REQUIREMENT: Transcribe all the records with complete accuracy.

DATA TO PROCESS:
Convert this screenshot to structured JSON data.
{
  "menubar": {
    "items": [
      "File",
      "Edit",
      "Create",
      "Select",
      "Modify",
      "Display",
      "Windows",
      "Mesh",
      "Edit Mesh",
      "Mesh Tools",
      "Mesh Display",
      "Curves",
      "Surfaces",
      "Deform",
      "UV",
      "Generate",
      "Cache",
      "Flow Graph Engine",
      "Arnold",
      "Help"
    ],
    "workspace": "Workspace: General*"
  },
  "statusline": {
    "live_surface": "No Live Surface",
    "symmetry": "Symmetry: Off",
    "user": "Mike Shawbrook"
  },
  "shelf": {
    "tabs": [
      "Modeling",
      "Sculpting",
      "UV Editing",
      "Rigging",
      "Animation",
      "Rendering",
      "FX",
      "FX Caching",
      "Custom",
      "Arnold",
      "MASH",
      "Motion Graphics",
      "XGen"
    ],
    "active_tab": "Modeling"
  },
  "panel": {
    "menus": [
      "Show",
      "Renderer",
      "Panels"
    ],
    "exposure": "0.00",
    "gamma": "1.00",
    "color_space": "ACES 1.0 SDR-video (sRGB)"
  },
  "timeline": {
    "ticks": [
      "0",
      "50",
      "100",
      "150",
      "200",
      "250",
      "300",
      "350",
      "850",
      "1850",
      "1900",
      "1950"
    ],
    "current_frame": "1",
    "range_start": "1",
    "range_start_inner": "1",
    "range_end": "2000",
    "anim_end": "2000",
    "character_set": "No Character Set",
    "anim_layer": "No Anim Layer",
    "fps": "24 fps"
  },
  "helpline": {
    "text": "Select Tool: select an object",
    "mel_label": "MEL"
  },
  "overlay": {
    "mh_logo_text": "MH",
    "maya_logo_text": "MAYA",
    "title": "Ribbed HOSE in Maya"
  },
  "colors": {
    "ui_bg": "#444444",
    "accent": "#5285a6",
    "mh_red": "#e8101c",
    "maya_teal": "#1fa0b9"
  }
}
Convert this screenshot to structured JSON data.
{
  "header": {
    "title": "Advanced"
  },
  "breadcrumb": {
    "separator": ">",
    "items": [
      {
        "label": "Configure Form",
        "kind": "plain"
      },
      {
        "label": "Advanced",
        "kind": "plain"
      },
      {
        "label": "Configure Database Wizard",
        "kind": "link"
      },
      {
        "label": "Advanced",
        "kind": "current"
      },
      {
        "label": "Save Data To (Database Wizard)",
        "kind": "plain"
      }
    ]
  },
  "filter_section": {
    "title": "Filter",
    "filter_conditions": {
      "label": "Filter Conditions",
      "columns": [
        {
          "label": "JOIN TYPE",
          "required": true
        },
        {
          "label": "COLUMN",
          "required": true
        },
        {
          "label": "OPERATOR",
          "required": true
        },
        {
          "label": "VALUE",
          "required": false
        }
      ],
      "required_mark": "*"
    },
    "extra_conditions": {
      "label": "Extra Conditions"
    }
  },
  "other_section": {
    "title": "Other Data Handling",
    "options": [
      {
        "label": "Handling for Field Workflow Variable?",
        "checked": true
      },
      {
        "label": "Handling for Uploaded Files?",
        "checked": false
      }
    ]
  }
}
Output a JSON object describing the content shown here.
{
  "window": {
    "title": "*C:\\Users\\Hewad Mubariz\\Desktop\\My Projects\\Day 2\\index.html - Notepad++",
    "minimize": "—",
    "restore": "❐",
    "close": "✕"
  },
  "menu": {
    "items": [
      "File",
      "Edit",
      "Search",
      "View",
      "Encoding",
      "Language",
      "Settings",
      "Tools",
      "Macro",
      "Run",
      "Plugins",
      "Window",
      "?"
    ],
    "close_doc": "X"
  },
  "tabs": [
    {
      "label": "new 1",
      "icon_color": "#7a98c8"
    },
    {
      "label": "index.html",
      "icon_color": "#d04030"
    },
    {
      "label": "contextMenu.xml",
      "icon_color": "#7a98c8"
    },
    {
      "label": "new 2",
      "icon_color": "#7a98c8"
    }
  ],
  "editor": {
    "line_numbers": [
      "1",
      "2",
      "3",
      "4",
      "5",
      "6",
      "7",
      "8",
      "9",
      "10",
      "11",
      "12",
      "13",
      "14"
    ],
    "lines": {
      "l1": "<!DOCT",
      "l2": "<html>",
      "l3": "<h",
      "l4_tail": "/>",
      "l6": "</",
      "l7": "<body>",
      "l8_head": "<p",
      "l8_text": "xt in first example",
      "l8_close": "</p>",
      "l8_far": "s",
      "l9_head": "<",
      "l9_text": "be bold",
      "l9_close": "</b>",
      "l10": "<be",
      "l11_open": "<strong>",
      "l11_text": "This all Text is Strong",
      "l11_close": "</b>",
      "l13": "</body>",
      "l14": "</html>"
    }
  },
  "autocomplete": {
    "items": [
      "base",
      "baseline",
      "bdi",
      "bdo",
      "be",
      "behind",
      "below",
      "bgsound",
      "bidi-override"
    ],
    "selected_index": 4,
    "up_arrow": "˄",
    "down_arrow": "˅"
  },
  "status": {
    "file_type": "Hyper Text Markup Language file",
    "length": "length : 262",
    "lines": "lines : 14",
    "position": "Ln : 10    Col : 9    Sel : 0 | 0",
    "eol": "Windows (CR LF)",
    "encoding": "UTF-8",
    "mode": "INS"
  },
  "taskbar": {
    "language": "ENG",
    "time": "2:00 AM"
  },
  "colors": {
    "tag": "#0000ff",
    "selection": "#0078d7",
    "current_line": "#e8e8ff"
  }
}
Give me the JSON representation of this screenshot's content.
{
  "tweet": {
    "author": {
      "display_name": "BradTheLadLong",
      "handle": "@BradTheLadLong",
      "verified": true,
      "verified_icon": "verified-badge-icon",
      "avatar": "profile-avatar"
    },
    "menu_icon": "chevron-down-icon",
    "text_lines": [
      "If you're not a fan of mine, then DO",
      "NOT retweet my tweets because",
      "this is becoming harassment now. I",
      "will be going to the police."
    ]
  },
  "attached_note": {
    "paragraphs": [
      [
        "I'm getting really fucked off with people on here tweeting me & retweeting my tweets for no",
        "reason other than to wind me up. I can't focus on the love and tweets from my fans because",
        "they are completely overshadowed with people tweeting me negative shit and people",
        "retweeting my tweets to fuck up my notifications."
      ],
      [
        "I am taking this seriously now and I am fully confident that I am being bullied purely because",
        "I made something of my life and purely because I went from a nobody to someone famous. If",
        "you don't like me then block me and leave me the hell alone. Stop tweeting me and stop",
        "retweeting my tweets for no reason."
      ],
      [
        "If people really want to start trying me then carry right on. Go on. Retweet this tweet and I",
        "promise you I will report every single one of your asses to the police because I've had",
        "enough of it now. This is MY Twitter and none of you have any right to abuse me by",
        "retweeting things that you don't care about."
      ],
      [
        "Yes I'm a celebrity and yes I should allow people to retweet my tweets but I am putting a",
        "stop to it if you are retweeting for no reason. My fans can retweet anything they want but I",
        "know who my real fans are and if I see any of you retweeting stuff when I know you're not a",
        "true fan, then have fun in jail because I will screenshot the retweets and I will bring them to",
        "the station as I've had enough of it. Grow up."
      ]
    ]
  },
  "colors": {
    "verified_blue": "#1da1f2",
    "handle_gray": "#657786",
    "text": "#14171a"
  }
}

TASK RESULT:
Convert this screenshot to structured JSON data.
{
  "menubar": {
    "items": [
      "File",
      "Edit",
      "Create",
      "Select",
      "Modify",
      "Display",
      "Windows",
      "Mesh",
      "Edit Mesh",
      "Mesh Tools",
      "Mesh Display",
      "Curves",
      "Surfaces",
      "Deform",
      "UV",
      "Generate",
      "Cache",
      "Flow Graph Engine",
      "Arnold",
      "Help"
    ],
    "workspace": "Workspace: General*"
  },
  "statusline": {
    "live_surface": "No Live Surface",
    "symmetry": "Symmetry: Off",
    "user": "Mike Shawbrook"
  },
  "shelf": {
    "tabs": [
      "Modeling",
      "Sculpting",
      "UV Editing",
      "Rigging",
      "Animation",
      "Rendering",
      "FX",
      "FX Caching",
      "Custom",
      "Arnold",
      "MASH",
      "Motion Graphics",
      "XGen"
    ],
    "active_tab": "Modeling"
  },
  "panel": {
    "menus": [
      "Show",
      "Renderer",
      "Panels"
    ],
    "exposure": "0.00",
    "gamma": "1.00",
    "color_space": "ACES 1.0 SDR-video (sRGB)"
  },
  "timeline": {
    "ticks": [
      "0",
      "50",
      "100",
      "150",
      "200",
      "250",
      "300",
      "350",
      "850",
      "1850",
      "1900",
      "1950"
    ],
    "current_frame": "1",
    "range_start": "1",
    "range_start_inner": "1",
    "range_end": "2000",
    "anim_end": "2000",
    "character_set": "No Character Set",
    "anim_layer": "No Anim Layer",
    "fps": "24 fps"
  },
  "helpline": {
    "text": "Select Tool: select an object",
    "mel_label": "MEL"
  },
  "overlay": {
    "mh_logo_text": "MH",
    "maya_logo_text": "MAYA",
    "title": "Ribbed HOSE in Maya"
  },
  "colors": {
    "ui_bg": "#444444",
    "accent": "#5285a6",
    "mh_red": "#e8101c",
    "maya_teal": "#1fa0b9"
  }
}
Convert this screenshot to structured JSON data.
{
  "header": {
    "title": "Advanced"
  },
  "breadcrumb": {
    "separator": ">",
    "items": [
      {
        "label": "Configure Form",
        "kind": "plain"
      },
      {
        "label": "Advanced",
        "kind": "plain"
      },
      {
        "label": "Configure Database Wizard",
        "kind": "link"
      },
      {
        "label": "Advanced",
        "kind": "current"
      },
      {
        "label": "Save Data To (Database Wizard)",
        "kind": "plain"
      }
    ]
  },
  "filter_section": {
    "title": "Filter",
    "filter_conditions": {
      "label": "Filter Conditions",
      "columns": [
        {
          "label": "JOIN TYPE",
          "required": true
        },
        {
          "label": "COLUMN",
          "required": true
        },
        {
          "label": "OPERATOR",
          "required": true
        },
        {
          "label": "VALUE",
          "required": false
        }
      ],
      "required_mark": "*"
    },
    "extra_conditions": {
      "label": "Extra Conditions"
    }
  },
  "other_section": {
    "title": "Other Data Handling",
    "options": [
      {
        "label": "Handling for Field Workflow Variable?",
        "checked": true
      },
      {
        "label": "Handling for Uploaded Files?",
        "checked": false
      }
    ]
  }
}
Output a JSON object describing the content shown here.
{
  "window": {
    "title": "*C:\\Users\\Hewad Mubariz\\Desktop\\My Projects\\Day 2\\index.html - Notepad++",
    "minimize": "—",
    "restore": "❐",
    "close": "✕"
  },
  "menu": {
    "items": [
      "File",
      "Edit",
      "Search",
      "View",
      "Encoding",
      "Language",
      "Settings",
      "Tools",
      "Macro",
      "Run",
      "Plugins",
      "Window",
      "?"
    ],
    "close_doc": "X"
  },
  "tabs": [
    {
      "label": "new 1",
      "icon_color": "#7a98c8"
    },
    {
      "label": "index.html",
      "icon_color": "#d04030"
    },
    {
      "label": "contextMenu.xml",
      "icon_color": "#7a98c8"
    },
    {
      "label": "new 2",
      "icon_color": "#7a98c8"
    }
  ],
  "editor": {
    "line_numbers": [
      "1",
      "2",
      "3",
      "4",
      "5",
      "6",
      "7",
      "8",
      "9",
      "10",
      "11",
      "12",
      "13",
      "14"
    ],
    "lines": {
      "l1": "<!DOCT",
      "l2": "<html>",
      "l3": "<h",
      "l4_tail": "/>",
      "l6": "</",
      "l7": "<body>",
      "l8_head": "<p",
      "l8_text": "xt in first example",
      "l8_close": "</p>",
      "l8_far": "s",
      "l9_head": "<",
      "l9_text": "be bold",
      "l9_close": "</b>",
      "l10": "<be",
      "l11_open": "<strong>",
      "l11_text": "This all Text is Strong",
      "l11_close": "</b>",
      "l13": "</body>",
      "l14": "</html>"
    }
  },
  "autocomplete": {
    "items": [
      "base",
      "baseline",
      "bdi",
      "bdo",
      "be",
      "behind",
      "below",
      "bgsound",
      "bidi-override"
    ],
    "selected_index": 4,
    "up_arrow": "˄",
    "down_arrow": "˅"
  },
  "status": {
    "file_type": "Hyper Text Markup Language file",
    "length": "length : 262",
    "lines": "lines : 14",
    "position": "Ln : 10    Col : 9    Sel : 0 | 0",
    "eol": "Windows (CR LF)",
    "encoding": "UTF-8",
    "mode": "INS"
  },
  "taskbar": {
    "language": "ENG",
    "time": "2:00 AM"
  },
  "colors": {
    "tag": "#0000ff",
    "selection": "#0078d7",
    "current_line": "#e8e8ff"
  }
}
Give me the JSON representation of this screenshot's content.
{
  "tweet": {
    "author": {
      "display_name": "BradTheLadLong",
      "handle": "@BradTheLadLong",
      "verified": true,
      "verified_icon": "verified-badge-icon",
      "avatar": "profile-avatar"
    },
    "menu_icon": "chevron-down-icon",
    "text_lines": [
      "If you're not a fan of mine, then DO",
      "NOT retweet my tweets because",
      "this is becoming harassment now. I",
      "will be going to the police."
    ]
  },
  "attached_note": {
    "paragraphs": [
      [
        "I'm getting really fucked off with people on here tweeting me & retweeting my tweets for no",
        "reason other than to wind me up. I can't focus on the love and tweets from my fans because",
        "they are completely overshadowed with people tweeting me negative shit and people",
        "retweeting my tweets to fuck up my notifications."
      ],
      [
        "I am taking this seriously now and I am fully confident that I am being bullied purely because",
        "I made something of my life and purely because I went from a nobody to someone famous. If",
        "you don't like me then block me and leave me the hell alone. Stop tweeting me and stop",
        "retweeting my tweets for no reason."
      ],
      [
        "If people really want to start trying me then carry right on. Go on. Retweet this tweet and I",
        "promise you I will report every single one of your asses to the police because I've had",
        "enough of it now. This is MY Twitter and none of you have any right to abuse me by",
        "retweeting things that you don't care about."
      ],
      [
        "Yes I'm a celebrity and yes I should allow people to retweet my tweets but I am putting a",
        "stop to it if you are retweeting for no reason. My fans can retweet anything they want but I",
        "know who my real fans are and if I see any of you retweeting stuff when I know you're not a",
        "true fan, then have fun in jail because I will screenshot the retweets and I will bring them to",
        "the station as I've had enough of it. Grow up."
      ]
    ]
  },
  "colors": {
    "verified_blue": "#1da1f2",
    "handle_gray": "#657786",
    "text": "#14171a"
  }
}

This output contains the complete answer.